- _Short task_:
In the copy, include every entry exactly but none of the images.

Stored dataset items
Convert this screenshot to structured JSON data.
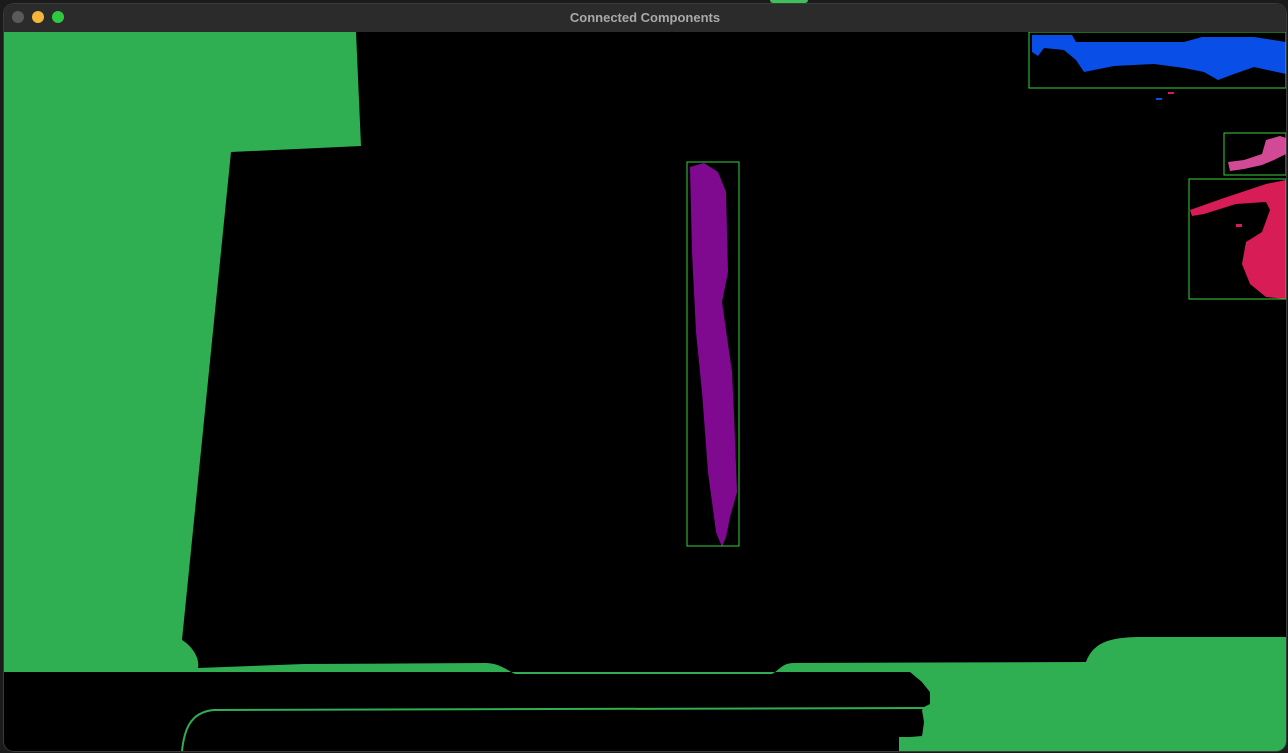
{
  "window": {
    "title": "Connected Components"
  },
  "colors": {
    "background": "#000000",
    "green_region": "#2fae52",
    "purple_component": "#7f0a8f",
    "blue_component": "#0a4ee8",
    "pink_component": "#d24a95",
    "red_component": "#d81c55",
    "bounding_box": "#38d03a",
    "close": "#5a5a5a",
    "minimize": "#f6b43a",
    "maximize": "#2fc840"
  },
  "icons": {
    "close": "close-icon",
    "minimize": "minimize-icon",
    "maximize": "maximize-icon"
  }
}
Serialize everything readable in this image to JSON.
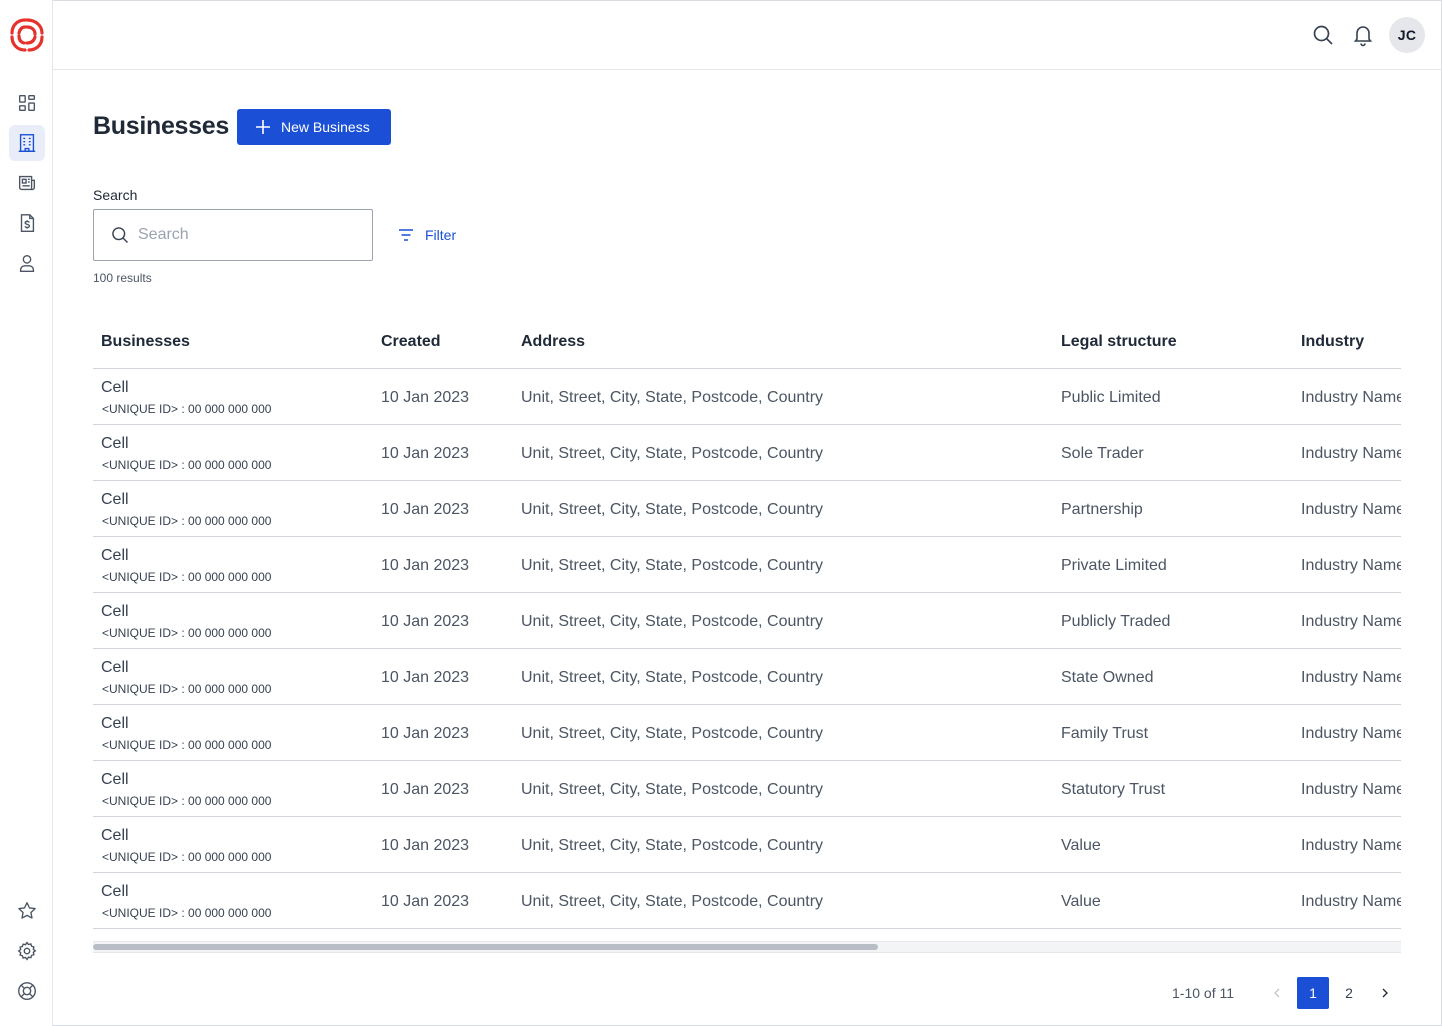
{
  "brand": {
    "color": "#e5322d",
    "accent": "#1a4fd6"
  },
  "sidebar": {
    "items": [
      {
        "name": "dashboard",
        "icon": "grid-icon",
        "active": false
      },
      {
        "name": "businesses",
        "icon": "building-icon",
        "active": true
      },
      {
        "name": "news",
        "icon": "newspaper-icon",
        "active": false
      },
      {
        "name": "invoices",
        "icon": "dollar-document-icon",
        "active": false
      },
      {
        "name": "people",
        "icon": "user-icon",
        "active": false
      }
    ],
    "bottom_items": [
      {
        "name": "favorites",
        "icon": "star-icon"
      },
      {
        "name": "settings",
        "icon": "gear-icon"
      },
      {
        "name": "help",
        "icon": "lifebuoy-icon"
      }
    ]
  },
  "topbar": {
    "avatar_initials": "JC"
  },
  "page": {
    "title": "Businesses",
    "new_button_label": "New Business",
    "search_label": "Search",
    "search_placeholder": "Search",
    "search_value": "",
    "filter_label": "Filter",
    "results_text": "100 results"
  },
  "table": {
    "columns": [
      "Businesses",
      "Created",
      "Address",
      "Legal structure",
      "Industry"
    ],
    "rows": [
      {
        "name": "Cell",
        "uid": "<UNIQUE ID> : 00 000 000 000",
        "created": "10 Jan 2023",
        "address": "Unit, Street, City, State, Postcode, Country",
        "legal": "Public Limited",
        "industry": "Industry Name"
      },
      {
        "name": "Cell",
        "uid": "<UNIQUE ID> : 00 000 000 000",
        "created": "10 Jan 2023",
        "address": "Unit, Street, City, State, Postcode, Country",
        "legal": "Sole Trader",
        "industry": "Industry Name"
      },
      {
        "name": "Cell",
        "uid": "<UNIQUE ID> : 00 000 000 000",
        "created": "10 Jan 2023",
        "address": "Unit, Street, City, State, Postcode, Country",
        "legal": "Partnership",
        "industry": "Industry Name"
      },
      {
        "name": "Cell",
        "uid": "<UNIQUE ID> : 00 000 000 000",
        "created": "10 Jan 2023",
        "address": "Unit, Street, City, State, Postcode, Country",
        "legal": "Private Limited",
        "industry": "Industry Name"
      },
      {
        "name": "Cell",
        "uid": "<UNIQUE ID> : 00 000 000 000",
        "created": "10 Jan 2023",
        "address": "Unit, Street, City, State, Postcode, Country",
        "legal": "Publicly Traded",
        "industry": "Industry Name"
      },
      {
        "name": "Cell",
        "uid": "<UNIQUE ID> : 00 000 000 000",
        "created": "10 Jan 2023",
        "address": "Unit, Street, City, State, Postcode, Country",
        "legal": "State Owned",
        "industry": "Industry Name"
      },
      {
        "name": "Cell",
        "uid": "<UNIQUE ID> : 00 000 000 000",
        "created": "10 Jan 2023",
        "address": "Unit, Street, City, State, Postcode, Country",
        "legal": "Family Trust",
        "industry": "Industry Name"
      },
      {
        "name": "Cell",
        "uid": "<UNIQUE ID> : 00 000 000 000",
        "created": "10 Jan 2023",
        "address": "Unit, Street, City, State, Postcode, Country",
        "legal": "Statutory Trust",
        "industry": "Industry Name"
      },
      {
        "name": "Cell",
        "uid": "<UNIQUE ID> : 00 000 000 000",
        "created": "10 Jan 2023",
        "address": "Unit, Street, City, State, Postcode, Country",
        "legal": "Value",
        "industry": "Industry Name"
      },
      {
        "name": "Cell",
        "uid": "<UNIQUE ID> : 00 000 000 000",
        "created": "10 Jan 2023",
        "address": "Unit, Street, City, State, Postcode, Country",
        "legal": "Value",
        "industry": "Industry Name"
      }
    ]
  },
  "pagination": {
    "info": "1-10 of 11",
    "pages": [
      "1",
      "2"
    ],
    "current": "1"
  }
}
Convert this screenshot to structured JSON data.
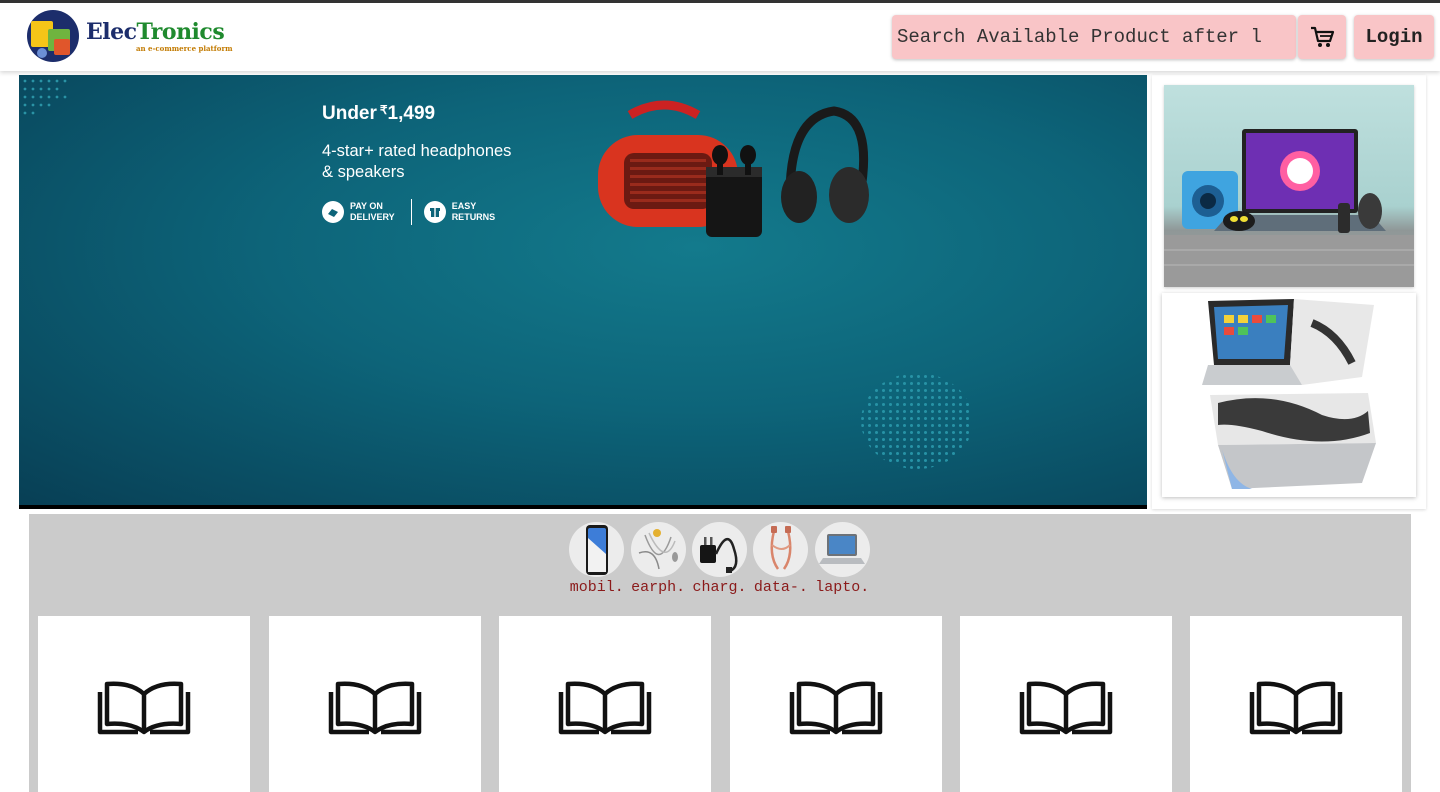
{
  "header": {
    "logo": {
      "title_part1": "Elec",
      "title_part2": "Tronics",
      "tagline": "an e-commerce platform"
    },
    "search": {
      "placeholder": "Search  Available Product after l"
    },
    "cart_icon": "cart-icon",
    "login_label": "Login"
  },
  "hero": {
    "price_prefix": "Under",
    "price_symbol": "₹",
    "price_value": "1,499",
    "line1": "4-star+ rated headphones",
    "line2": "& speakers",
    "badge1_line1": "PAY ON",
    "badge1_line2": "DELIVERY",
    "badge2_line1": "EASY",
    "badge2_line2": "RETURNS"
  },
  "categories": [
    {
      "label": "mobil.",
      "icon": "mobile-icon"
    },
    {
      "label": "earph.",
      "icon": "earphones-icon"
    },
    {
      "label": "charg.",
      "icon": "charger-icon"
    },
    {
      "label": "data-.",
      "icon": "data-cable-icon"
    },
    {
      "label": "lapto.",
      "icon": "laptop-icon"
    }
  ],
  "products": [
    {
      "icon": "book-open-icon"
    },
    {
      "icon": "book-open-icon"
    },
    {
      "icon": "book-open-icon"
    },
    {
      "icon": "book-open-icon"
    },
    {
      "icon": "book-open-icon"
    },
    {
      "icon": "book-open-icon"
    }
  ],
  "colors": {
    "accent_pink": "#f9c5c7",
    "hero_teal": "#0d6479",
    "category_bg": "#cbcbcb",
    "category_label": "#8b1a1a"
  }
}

- _Expected output_:
Convert this screenshot to structured JSON data.
{
  "window": {
    "title": "Connected Components"
  },
  "colors": {
    "background": "#000000",
    "green_region": "#2fae52",
    "purple_component": "#7f0a8f",
    "blue_component": "#0a4ee8",
    "pink_component": "#d24a95",
    "red_component": "#d81c55",
    "bounding_box": "#38d03a",
    "close": "#5a5a5a",
    "minimize": "#f6b43a",
    "maximize": "#2fc840"
  },
  "icons": {
    "close": "close-icon",
    "minimize": "minimize-icon",
    "maximize": "maximize-icon"
  }
}
Serialize everything readable in this image to JSON.
{
  "brand": {
    "color": "#e5322d",
    "accent": "#1a4fd6"
  },
  "sidebar": {
    "items": [
      {
        "name": "dashboard",
        "icon": "grid-icon",
        "active": false
      },
      {
        "name": "businesses",
        "icon": "building-icon",
        "active": true
      },
      {
        "name": "news",
        "icon": "newspaper-icon",
        "active": false
      },
      {
        "name": "invoices",
        "icon": "dollar-document-icon",
        "active": false
      },
      {
        "name": "people",
        "icon": "user-icon",
        "active": false
      }
    ],
    "bottom_items": [
      {
        "name": "favorites",
        "icon": "star-icon"
      },
      {
        "name": "settings",
        "icon": "gear-icon"
      },
      {
        "name": "help",
        "icon": "lifebuoy-icon"
      }
    ]
  },
  "topbar": {
    "avatar_initials": "JC"
  },
  "page": {
    "title": "Businesses",
    "new_button_label": "New Business",
    "search_label": "Search",
    "search_placeholder": "Search",
    "search_value": "",
    "filter_label": "Filter",
    "results_text": "100 results"
  },
  "table": {
    "columns": [
      "Businesses",
      "Created",
      "Address",
      "Legal structure",
      "Industry"
    ],
    "rows": [
      {
        "name": "Cell",
        "uid": "<UNIQUE ID> : 00 000 000 000",
        "created": "10 Jan 2023",
        "address": "Unit, Street, City, State, Postcode, Country",
        "legal": "Public Limited",
        "industry": "Industry Name"
      },
      {
        "name": "Cell",
        "uid": "<UNIQUE ID> : 00 000 000 000",
        "created": "10 Jan 2023",
        "address": "Unit, Street, City, State, Postcode, Country",
        "legal": "Sole Trader",
        "industry": "Industry Name"
      },
      {
        "name": "Cell",
        "uid": "<UNIQUE ID> : 00 000 000 000",
        "created": "10 Jan 2023",
        "address": "Unit, Street, City, State, Postcode, Country",
        "legal": "Partnership",
        "industry": "Industry Name"
      },
      {
        "name": "Cell",
        "uid": "<UNIQUE ID> : 00 000 000 000",
        "created": "10 Jan 2023",
        "address": "Unit, Street, City, State, Postcode, Country",
        "legal": "Private Limited",
        "industry": "Industry Name"
      },
      {
        "name": "Cell",
        "uid": "<UNIQUE ID> : 00 000 000 000",
        "created": "10 Jan 2023",
        "address": "Unit, Street, City, State, Postcode, Country",
        "legal": "Publicly Traded",
        "industry": "Industry Name"
      },
      {
        "name": "Cell",
        "uid": "<UNIQUE ID> : 00 000 000 000",
        "created": "10 Jan 2023",
        "address": "Unit, Street, City, State, Postcode, Country",
        "legal": "State Owned",
        "industry": "Industry Name"
      },
      {
        "name": "Cell",
        "uid": "<UNIQUE ID> : 00 000 000 000",
        "created": "10 Jan 2023",
        "address": "Unit, Street, City, State, Postcode, Country",
        "legal": "Family Trust",
        "industry": "Industry Name"
      },
      {
        "name": "Cell",
        "uid": "<UNIQUE ID> : 00 000 000 000",
        "created": "10 Jan 2023",
        "address": "Unit, Street, City, State, Postcode, Country",
        "legal": "Statutory Trust",
        "industry": "Industry Name"
      },
      {
        "name": "Cell",
        "uid": "<UNIQUE ID> : 00 000 000 000",
        "created": "10 Jan 2023",
        "address": "Unit, Street, City, State, Postcode, Country",
        "legal": "Value",
        "industry": "Industry Name"
      },
      {
        "name": "Cell",
        "uid": "<UNIQUE ID> : 00 000 000 000",
        "created": "10 Jan 2023",
        "address": "Unit, Street, City, State, Postcode, Country",
        "legal": "Value",
        "industry": "Industry Name"
      }
    ]
  },
  "pagination": {
    "info": "1-10 of 11",
    "pages": [
      "1",
      "2"
    ],
    "current": "1"
  }
}
Convert this screenshot to structured JSON data.
{
  "header": {
    "logo": {
      "title_part1": "Elec",
      "title_part2": "Tronics",
      "tagline": "an e-commerce platform"
    },
    "search": {
      "placeholder": "Search  Available Product after l"
    },
    "cart_icon": "cart-icon",
    "login_label": "Login"
  },
  "hero": {
    "price_prefix": "Under",
    "price_symbol": "₹",
    "price_value": "1,499",
    "line1": "4-star+ rated headphones",
    "line2": "& speakers",
    "badge1_line1": "PAY ON",
    "badge1_line2": "DELIVERY",
    "badge2_line1": "EASY",
    "badge2_line2": "RETURNS"
  },
  "categories": [
    {
      "label": "mobil.",
      "icon": "mobile-icon"
    },
    {
      "label": "earph.",
      "icon": "earphones-icon"
    },
    {
      "label": "charg.",
      "icon": "charger-icon"
    },
    {
      "label": "data-.",
      "icon": "data-cable-icon"
    },
    {
      "label": "lapto.",
      "icon": "laptop-icon"
    }
  ],
  "products": [
    {
      "icon": "book-open-icon"
    },
    {
      "icon": "book-open-icon"
    },
    {
      "icon": "book-open-icon"
    },
    {
      "icon": "book-open-icon"
    },
    {
      "icon": "book-open-icon"
    },
    {
      "icon": "book-open-icon"
    }
  ],
  "colors": {
    "accent_pink": "#f9c5c7",
    "hero_teal": "#0d6479",
    "category_bg": "#cbcbcb",
    "category_label": "#8b1a1a"
  }
}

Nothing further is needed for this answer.